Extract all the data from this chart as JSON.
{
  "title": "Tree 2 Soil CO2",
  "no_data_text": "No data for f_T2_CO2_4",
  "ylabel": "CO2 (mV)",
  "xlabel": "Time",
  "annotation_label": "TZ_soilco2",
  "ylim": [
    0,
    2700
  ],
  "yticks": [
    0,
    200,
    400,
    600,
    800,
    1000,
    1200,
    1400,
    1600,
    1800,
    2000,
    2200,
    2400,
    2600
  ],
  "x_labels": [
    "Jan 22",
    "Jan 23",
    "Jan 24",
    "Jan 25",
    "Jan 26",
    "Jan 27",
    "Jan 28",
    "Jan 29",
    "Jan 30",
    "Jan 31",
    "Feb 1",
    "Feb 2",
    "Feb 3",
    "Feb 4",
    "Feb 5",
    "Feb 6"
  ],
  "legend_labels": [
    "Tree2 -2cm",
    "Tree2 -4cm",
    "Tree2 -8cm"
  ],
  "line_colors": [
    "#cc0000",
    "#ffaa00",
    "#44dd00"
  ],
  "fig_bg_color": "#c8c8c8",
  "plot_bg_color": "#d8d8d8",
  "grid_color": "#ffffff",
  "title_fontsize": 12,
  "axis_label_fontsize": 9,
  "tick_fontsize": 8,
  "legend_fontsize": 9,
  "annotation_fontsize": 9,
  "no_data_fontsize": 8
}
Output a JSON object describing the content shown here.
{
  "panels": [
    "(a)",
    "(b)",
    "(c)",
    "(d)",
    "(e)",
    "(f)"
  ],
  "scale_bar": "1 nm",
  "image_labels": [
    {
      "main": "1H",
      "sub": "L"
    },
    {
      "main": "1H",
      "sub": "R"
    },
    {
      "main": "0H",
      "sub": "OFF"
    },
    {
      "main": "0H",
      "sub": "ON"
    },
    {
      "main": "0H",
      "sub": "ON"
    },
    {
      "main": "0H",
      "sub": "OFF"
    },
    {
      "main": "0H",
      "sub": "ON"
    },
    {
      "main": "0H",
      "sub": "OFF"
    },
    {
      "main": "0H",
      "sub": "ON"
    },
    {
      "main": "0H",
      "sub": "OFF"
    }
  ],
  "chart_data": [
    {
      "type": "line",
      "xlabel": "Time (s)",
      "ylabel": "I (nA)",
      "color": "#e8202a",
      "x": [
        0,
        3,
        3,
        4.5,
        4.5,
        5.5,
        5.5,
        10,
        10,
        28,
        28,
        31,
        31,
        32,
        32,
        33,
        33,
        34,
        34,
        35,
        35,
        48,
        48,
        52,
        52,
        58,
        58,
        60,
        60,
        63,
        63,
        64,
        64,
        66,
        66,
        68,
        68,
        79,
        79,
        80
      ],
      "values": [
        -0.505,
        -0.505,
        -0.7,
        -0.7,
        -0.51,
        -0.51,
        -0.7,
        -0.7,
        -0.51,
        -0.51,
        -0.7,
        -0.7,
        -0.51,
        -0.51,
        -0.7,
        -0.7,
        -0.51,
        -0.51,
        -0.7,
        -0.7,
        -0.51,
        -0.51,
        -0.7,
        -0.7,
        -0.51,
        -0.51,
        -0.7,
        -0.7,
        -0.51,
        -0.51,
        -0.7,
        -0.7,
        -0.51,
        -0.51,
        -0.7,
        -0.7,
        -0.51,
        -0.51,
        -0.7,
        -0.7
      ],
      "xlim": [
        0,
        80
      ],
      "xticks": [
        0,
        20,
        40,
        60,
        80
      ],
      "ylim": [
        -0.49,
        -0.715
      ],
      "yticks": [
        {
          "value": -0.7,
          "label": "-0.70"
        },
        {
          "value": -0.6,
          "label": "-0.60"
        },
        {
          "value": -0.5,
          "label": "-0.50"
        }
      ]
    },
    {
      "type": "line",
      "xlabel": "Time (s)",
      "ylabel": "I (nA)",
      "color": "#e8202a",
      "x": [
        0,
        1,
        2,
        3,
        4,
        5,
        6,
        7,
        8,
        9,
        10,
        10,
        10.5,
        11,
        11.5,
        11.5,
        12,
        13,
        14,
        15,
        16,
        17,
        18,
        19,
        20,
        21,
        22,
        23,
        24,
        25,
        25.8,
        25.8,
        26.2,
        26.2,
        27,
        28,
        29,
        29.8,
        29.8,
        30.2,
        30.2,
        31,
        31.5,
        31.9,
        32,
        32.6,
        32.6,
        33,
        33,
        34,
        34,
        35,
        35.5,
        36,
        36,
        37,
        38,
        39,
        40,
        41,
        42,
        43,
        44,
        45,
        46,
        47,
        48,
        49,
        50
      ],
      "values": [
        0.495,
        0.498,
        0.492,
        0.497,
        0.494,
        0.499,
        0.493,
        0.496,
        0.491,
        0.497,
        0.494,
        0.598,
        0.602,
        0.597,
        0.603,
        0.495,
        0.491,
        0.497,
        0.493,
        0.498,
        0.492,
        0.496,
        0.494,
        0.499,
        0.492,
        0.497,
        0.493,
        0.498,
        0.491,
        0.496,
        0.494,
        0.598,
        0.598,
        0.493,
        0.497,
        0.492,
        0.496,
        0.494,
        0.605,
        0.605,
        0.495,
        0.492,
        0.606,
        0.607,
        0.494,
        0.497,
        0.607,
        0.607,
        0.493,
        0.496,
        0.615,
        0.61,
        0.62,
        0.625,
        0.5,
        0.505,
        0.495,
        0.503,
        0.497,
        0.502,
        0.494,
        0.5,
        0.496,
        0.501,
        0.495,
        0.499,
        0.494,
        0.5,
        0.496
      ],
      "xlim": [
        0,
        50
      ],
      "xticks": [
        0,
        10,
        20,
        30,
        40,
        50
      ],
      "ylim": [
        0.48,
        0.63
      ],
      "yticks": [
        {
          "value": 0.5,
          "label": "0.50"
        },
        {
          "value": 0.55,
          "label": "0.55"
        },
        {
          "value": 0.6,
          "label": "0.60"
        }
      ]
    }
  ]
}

───

* **What you are asked to do**
All of the lines above must be returned exactly.

* **Task solution**
Extract all the data from this chart as JSON.
{
  "title": "Tree 2 Soil CO2",
  "no_data_text": "No data for f_T2_CO2_4",
  "ylabel": "CO2 (mV)",
  "xlabel": "Time",
  "annotation_label": "TZ_soilco2",
  "ylim": [
    0,
    2700
  ],
  "yticks": [
    0,
    200,
    400,
    600,
    800,
    1000,
    1200,
    1400,
    1600,
    1800,
    2000,
    2200,
    2400,
    2600
  ],
  "x_labels": [
    "Jan 22",
    "Jan 23",
    "Jan 24",
    "Jan 25",
    "Jan 26",
    "Jan 27",
    "Jan 28",
    "Jan 29",
    "Jan 30",
    "Jan 31",
    "Feb 1",
    "Feb 2",
    "Feb 3",
    "Feb 4",
    "Feb 5",
    "Feb 6"
  ],
  "legend_labels": [
    "Tree2 -2cm",
    "Tree2 -4cm",
    "Tree2 -8cm"
  ],
  "line_colors": [
    "#cc0000",
    "#ffaa00",
    "#44dd00"
  ],
  "fig_bg_color": "#c8c8c8",
  "plot_bg_color": "#d8d8d8",
  "grid_color": "#ffffff",
  "title_fontsize": 12,
  "axis_label_fontsize": 9,
  "tick_fontsize": 8,
  "legend_fontsize": 9,
  "annotation_fontsize": 9,
  "no_data_fontsize": 8
}
Output a JSON object describing the content shown here.
{
  "panels": [
    "(a)",
    "(b)",
    "(c)",
    "(d)",
    "(e)",
    "(f)"
  ],
  "scale_bar": "1 nm",
  "image_labels": [
    {
      "main": "1H",
      "sub": "L"
    },
    {
      "main": "1H",
      "sub": "R"
    },
    {
      "main": "0H",
      "sub": "OFF"
    },
    {
      "main": "0H",
      "sub": "ON"
    },
    {
      "main": "0H",
      "sub": "ON"
    },
    {
      "main": "0H",
      "sub": "OFF"
    },
    {
      "main": "0H",
      "sub": "ON"
    },
    {
      "main": "0H",
      "sub": "OFF"
    },
    {
      "main": "0H",
      "sub": "ON"
    },
    {
      "main": "0H",
      "sub": "OFF"
    }
  ],
  "chart_data": [
    {
      "type": "line",
      "xlabel": "Time (s)",
      "ylabel": "I (nA)",
      "color": "#e8202a",
      "x": [
        0,
        3,
        3,
        4.5,
        4.5,
        5.5,
        5.5,
        10,
        10,
        28,
        28,
        31,
        31,
        32,
        32,
        33,
        33,
        34,
        34,
        35,
        35,
        48,
        48,
        52,
        52,
        58,
        58,
        60,
        60,
        63,
        63,
        64,
        64,
        66,
        66,
        68,
        68,
        79,
        79,
        80
      ],
      "values": [
        -0.505,
        -0.505,
        -0.7,
        -0.7,
        -0.51,
        -0.51,
        -0.7,
        -0.7,
        -0.51,
        -0.51,
        -0.7,
        -0.7,
        -0.51,
        -0.51,
        -0.7,
        -0.7,
        -0.51,
        -0.51,
        -0.7,
        -0.7,
        -0.51,
        -0.51,
        -0.7,
        -0.7,
        -0.51,
        -0.51,
        -0.7,
        -0.7,
        -0.51,
        -0.51,
        -0.7,
        -0.7,
        -0.51,
        -0.51,
        -0.7,
        -0.7,
        -0.51,
        -0.51,
        -0.7,
        -0.7
      ],
      "xlim": [
        0,
        80
      ],
      "xticks": [
        0,
        20,
        40,
        60,
        80
      ],
      "ylim": [
        -0.49,
        -0.715
      ],
      "yticks": [
        {
          "value": -0.7,
          "label": "-0.70"
        },
        {
          "value": -0.6,
          "label": "-0.60"
        },
        {
          "value": -0.5,
          "label": "-0.50"
        }
      ]
    },
    {
      "type": "line",
      "xlabel": "Time (s)",
      "ylabel": "I (nA)",
      "color": "#e8202a",
      "x": [
        0,
        1,
        2,
        3,
        4,
        5,
        6,
        7,
        8,
        9,
        10,
        10,
        10.5,
        11,
        11.5,
        11.5,
        12,
        13,
        14,
        15,
        16,
        17,
        18,
        19,
        20,
        21,
        22,
        23,
        24,
        25,
        25.8,
        25.8,
        26.2,
        26.2,
        27,
        28,
        29,
        29.8,
        29.8,
        30.2,
        30.2,
        31,
        31.5,
        31.9,
        32,
        32.6,
        32.6,
        33,
        33,
        34,
        34,
        35,
        35.5,
        36,
        36,
        37,
        38,
        39,
        40,
        41,
        42,
        43,
        44,
        45,
        46,
        47,
        48,
        49,
        50
      ],
      "values": [
        0.495,
        0.498,
        0.492,
        0.497,
        0.494,
        0.499,
        0.493,
        0.496,
        0.491,
        0.497,
        0.494,
        0.598,
        0.602,
        0.597,
        0.603,
        0.495,
        0.491,
        0.497,
        0.493,
        0.498,
        0.492,
        0.496,
        0.494,
        0.499,
        0.492,
        0.497,
        0.493,
        0.498,
        0.491,
        0.496,
        0.494,
        0.598,
        0.598,
        0.493,
        0.497,
        0.492,
        0.496,
        0.494,
        0.605,
        0.605,
        0.495,
        0.492,
        0.606,
        0.607,
        0.494,
        0.497,
        0.607,
        0.607,
        0.493,
        0.496,
        0.615,
        0.61,
        0.62,
        0.625,
        0.5,
        0.505,
        0.495,
        0.503,
        0.497,
        0.502,
        0.494,
        0.5,
        0.496,
        0.501,
        0.495,
        0.499,
        0.494,
        0.5,
        0.496
      ],
      "xlim": [
        0,
        50
      ],
      "xticks": [
        0,
        10,
        20,
        30,
        40,
        50
      ],
      "ylim": [
        0.48,
        0.63
      ],
      "yticks": [
        {
          "value": 0.5,
          "label": "0.50"
        },
        {
          "value": 0.55,
          "label": "0.55"
        },
        {
          "value": 0.6,
          "label": "0.60"
        }
      ]
    }
  ]
}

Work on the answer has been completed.